> **Records from a dataset**
■ ■ ■ ■ ■

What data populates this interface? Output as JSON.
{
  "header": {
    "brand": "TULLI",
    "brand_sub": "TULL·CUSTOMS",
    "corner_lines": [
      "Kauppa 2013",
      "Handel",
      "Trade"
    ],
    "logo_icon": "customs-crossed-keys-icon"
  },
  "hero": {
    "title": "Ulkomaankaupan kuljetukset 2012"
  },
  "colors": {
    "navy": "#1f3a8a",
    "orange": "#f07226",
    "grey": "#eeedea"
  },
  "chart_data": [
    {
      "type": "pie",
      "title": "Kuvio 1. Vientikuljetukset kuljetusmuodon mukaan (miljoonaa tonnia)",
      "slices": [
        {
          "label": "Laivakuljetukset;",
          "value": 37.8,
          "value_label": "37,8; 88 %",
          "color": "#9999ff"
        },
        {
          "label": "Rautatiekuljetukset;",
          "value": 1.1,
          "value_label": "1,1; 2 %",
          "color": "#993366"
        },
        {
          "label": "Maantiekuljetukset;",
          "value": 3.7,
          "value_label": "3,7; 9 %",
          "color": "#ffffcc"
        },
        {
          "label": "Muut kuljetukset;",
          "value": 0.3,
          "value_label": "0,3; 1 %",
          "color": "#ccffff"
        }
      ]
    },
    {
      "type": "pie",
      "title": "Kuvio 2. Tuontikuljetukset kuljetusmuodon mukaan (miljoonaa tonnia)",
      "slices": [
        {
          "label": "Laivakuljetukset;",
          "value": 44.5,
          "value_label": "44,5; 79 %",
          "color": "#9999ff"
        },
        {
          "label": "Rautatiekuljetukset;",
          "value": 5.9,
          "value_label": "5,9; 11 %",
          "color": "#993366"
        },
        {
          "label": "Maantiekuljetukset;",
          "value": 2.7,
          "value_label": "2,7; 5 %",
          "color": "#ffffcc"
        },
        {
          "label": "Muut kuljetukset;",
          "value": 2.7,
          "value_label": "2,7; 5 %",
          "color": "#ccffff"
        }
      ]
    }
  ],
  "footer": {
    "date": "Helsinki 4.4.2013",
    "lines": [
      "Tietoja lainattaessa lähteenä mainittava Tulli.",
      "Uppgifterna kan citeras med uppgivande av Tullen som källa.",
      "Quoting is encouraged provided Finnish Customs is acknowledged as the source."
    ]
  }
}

■ ■ ■ ■ ■

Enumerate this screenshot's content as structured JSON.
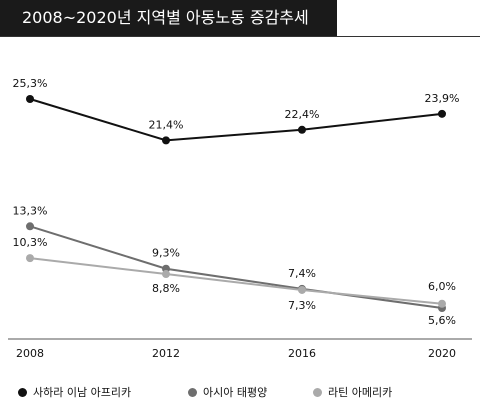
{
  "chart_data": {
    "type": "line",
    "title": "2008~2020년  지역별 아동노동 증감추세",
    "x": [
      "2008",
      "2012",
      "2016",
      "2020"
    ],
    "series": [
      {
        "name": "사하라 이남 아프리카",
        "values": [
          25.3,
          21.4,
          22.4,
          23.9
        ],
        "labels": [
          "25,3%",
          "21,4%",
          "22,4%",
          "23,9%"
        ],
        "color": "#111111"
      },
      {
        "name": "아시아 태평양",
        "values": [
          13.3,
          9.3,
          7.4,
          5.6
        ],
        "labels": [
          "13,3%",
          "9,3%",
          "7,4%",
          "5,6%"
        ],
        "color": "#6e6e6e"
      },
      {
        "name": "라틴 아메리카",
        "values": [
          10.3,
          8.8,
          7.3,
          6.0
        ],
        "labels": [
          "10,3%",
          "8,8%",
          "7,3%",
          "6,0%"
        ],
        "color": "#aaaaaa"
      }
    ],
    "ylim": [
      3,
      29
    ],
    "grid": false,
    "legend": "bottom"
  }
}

■ ■ ■ ■ ■

> **WHAT IS BEING ASKED**
Reply with one number only: how many lines of the listing hold "Kuvio"?

> **SOLUTION TO THE PROBLEM**
2